— Start of PROVIDED DATA —

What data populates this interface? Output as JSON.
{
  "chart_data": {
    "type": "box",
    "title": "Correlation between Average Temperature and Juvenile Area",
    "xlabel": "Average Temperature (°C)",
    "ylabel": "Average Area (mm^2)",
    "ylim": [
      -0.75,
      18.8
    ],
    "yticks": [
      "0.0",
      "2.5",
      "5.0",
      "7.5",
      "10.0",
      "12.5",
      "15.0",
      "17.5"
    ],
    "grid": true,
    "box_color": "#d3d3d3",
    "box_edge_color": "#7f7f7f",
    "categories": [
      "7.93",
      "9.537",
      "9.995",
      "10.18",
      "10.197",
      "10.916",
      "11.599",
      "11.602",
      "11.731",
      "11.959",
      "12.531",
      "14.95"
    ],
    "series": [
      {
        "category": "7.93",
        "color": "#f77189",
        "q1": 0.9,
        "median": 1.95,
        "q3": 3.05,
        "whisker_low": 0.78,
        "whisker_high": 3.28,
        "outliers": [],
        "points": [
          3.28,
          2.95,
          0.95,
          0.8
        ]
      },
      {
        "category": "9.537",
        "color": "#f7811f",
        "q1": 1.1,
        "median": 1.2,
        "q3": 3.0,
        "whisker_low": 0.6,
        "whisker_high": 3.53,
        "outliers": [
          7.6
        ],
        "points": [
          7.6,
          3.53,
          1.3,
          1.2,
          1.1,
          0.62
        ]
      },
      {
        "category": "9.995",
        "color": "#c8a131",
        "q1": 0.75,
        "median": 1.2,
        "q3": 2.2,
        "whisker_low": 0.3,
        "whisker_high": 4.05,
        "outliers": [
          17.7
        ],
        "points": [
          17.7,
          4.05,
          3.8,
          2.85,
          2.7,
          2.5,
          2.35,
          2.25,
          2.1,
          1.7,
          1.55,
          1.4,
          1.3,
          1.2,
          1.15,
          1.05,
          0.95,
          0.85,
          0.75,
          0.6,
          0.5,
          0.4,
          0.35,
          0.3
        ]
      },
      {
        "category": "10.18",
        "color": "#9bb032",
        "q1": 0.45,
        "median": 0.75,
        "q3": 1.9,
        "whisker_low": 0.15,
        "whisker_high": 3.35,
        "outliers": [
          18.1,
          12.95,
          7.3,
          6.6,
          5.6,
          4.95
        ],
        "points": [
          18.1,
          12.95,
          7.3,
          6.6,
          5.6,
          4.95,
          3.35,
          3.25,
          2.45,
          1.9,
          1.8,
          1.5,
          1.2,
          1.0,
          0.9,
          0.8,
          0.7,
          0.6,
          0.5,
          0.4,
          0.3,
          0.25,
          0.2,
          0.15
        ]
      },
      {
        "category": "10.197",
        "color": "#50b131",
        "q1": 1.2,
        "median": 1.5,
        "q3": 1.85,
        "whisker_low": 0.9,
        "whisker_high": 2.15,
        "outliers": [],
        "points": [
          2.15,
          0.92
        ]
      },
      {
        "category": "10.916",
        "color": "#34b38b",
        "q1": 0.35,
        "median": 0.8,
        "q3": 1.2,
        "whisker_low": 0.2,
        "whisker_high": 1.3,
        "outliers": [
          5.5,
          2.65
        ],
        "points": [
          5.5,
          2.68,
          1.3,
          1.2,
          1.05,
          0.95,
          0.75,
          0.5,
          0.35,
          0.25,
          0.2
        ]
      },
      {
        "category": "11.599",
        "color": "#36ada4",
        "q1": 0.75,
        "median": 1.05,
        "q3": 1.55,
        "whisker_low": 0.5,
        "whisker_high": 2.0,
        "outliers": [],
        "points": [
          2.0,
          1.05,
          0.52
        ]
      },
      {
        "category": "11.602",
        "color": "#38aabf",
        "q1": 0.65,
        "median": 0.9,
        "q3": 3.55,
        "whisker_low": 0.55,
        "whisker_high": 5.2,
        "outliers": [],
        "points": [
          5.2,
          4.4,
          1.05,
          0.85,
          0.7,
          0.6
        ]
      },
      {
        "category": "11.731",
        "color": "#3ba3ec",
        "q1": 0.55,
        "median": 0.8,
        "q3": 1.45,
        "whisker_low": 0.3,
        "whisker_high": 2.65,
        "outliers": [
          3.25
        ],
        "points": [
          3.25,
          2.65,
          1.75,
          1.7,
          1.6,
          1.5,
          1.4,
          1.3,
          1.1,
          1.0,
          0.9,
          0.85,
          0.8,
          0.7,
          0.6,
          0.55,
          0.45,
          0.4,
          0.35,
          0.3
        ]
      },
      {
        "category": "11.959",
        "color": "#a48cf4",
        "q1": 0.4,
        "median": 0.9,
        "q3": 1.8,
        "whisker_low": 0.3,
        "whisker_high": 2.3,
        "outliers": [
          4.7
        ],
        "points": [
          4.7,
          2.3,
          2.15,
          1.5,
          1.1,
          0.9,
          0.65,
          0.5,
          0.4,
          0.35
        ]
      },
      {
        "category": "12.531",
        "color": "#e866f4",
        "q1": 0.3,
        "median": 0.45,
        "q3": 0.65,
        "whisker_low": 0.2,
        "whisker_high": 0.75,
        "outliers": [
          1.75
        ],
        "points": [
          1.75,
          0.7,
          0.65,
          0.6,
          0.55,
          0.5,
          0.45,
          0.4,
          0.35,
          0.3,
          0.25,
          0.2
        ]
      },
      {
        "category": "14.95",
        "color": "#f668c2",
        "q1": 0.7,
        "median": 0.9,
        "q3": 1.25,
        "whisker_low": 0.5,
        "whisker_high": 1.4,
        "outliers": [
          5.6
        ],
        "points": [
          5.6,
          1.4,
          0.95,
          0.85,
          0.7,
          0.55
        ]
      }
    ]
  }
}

— End of PROVIDED DATA —

* [REQUIRED WORK]:
Extract all of the data shown above without alteration.

* [RESULT OF THE TASK]:
What data populates this interface? Output as JSON.
{
  "chart_data": {
    "type": "box",
    "title": "Correlation between Average Temperature and Juvenile Area",
    "xlabel": "Average Temperature (°C)",
    "ylabel": "Average Area (mm^2)",
    "ylim": [
      -0.75,
      18.8
    ],
    "yticks": [
      "0.0",
      "2.5",
      "5.0",
      "7.5",
      "10.0",
      "12.5",
      "15.0",
      "17.5"
    ],
    "grid": true,
    "box_color": "#d3d3d3",
    "box_edge_color": "#7f7f7f",
    "categories": [
      "7.93",
      "9.537",
      "9.995",
      "10.18",
      "10.197",
      "10.916",
      "11.599",
      "11.602",
      "11.731",
      "11.959",
      "12.531",
      "14.95"
    ],
    "series": [
      {
        "category": "7.93",
        "color": "#f77189",
        "q1": 0.9,
        "median": 1.95,
        "q3": 3.05,
        "whisker_low": 0.78,
        "whisker_high": 3.28,
        "outliers": [],
        "points": [
          3.28,
          2.95,
          0.95,
          0.8
        ]
      },
      {
        "category": "9.537",
        "color": "#f7811f",
        "q1": 1.1,
        "median": 1.2,
        "q3": 3.0,
        "whisker_low": 0.6,
        "whisker_high": 3.53,
        "outliers": [
          7.6
        ],
        "points": [
          7.6,
          3.53,
          1.3,
          1.2,
          1.1,
          0.62
        ]
      },
      {
        "category": "9.995",
        "color": "#c8a131",
        "q1": 0.75,
        "median": 1.2,
        "q3": 2.2,
        "whisker_low": 0.3,
        "whisker_high": 4.05,
        "outliers": [
          17.7
        ],
        "points": [
          17.7,
          4.05,
          3.8,
          2.85,
          2.7,
          2.5,
          2.35,
          2.25,
          2.1,
          1.7,
          1.55,
          1.4,
          1.3,
          1.2,
          1.15,
          1.05,
          0.95,
          0.85,
          0.75,
          0.6,
          0.5,
          0.4,
          0.35,
          0.3
        ]
      },
      {
        "category": "10.18",
        "color": "#9bb032",
        "q1": 0.45,
        "median": 0.75,
        "q3": 1.9,
        "whisker_low": 0.15,
        "whisker_high": 3.35,
        "outliers": [
          18.1,
          12.95,
          7.3,
          6.6,
          5.6,
          4.95
        ],
        "points": [
          18.1,
          12.95,
          7.3,
          6.6,
          5.6,
          4.95,
          3.35,
          3.25,
          2.45,
          1.9,
          1.8,
          1.5,
          1.2,
          1.0,
          0.9,
          0.8,
          0.7,
          0.6,
          0.5,
          0.4,
          0.3,
          0.25,
          0.2,
          0.15
        ]
      },
      {
        "category": "10.197",
        "color": "#50b131",
        "q1": 1.2,
        "median": 1.5,
        "q3": 1.85,
        "whisker_low": 0.9,
        "whisker_high": 2.15,
        "outliers": [],
        "points": [
          2.15,
          0.92
        ]
      },
      {
        "category": "10.916",
        "color": "#34b38b",
        "q1": 0.35,
        "median": 0.8,
        "q3": 1.2,
        "whisker_low": 0.2,
        "whisker_high": 1.3,
        "outliers": [
          5.5,
          2.65
        ],
        "points": [
          5.5,
          2.68,
          1.3,
          1.2,
          1.05,
          0.95,
          0.75,
          0.5,
          0.35,
          0.25,
          0.2
        ]
      },
      {
        "category": "11.599",
        "color": "#36ada4",
        "q1": 0.75,
        "median": 1.05,
        "q3": 1.55,
        "whisker_low": 0.5,
        "whisker_high": 2.0,
        "outliers": [],
        "points": [
          2.0,
          1.05,
          0.52
        ]
      },
      {
        "category": "11.602",
        "color": "#38aabf",
        "q1": 0.65,
        "median": 0.9,
        "q3": 3.55,
        "whisker_low": 0.55,
        "whisker_high": 5.2,
        "outliers": [],
        "points": [
          5.2,
          4.4,
          1.05,
          0.85,
          0.7,
          0.6
        ]
      },
      {
        "category": "11.731",
        "color": "#3ba3ec",
        "q1": 0.55,
        "median": 0.8,
        "q3": 1.45,
        "whisker_low": 0.3,
        "whisker_high": 2.65,
        "outliers": [
          3.25
        ],
        "points": [
          3.25,
          2.65,
          1.75,
          1.7,
          1.6,
          1.5,
          1.4,
          1.3,
          1.1,
          1.0,
          0.9,
          0.85,
          0.8,
          0.7,
          0.6,
          0.55,
          0.45,
          0.4,
          0.35,
          0.3
        ]
      },
      {
        "category": "11.959",
        "color": "#a48cf4",
        "q1": 0.4,
        "median": 0.9,
        "q3": 1.8,
        "whisker_low": 0.3,
        "whisker_high": 2.3,
        "outliers": [
          4.7
        ],
        "points": [
          4.7,
          2.3,
          2.15,
          1.5,
          1.1,
          0.9,
          0.65,
          0.5,
          0.4,
          0.35
        ]
      },
      {
        "category": "12.531",
        "color": "#e866f4",
        "q1": 0.3,
        "median": 0.45,
        "q3": 0.65,
        "whisker_low": 0.2,
        "whisker_high": 0.75,
        "outliers": [
          1.75
        ],
        "points": [
          1.75,
          0.7,
          0.65,
          0.6,
          0.55,
          0.5,
          0.45,
          0.4,
          0.35,
          0.3,
          0.25,
          0.2
        ]
      },
      {
        "category": "14.95",
        "color": "#f668c2",
        "q1": 0.7,
        "median": 0.9,
        "q3": 1.25,
        "whisker_low": 0.5,
        "whisker_high": 1.4,
        "outliers": [
          5.6
        ],
        "points": [
          5.6,
          1.4,
          0.95,
          0.85,
          0.7,
          0.55
        ]
      }
    ]
  }
}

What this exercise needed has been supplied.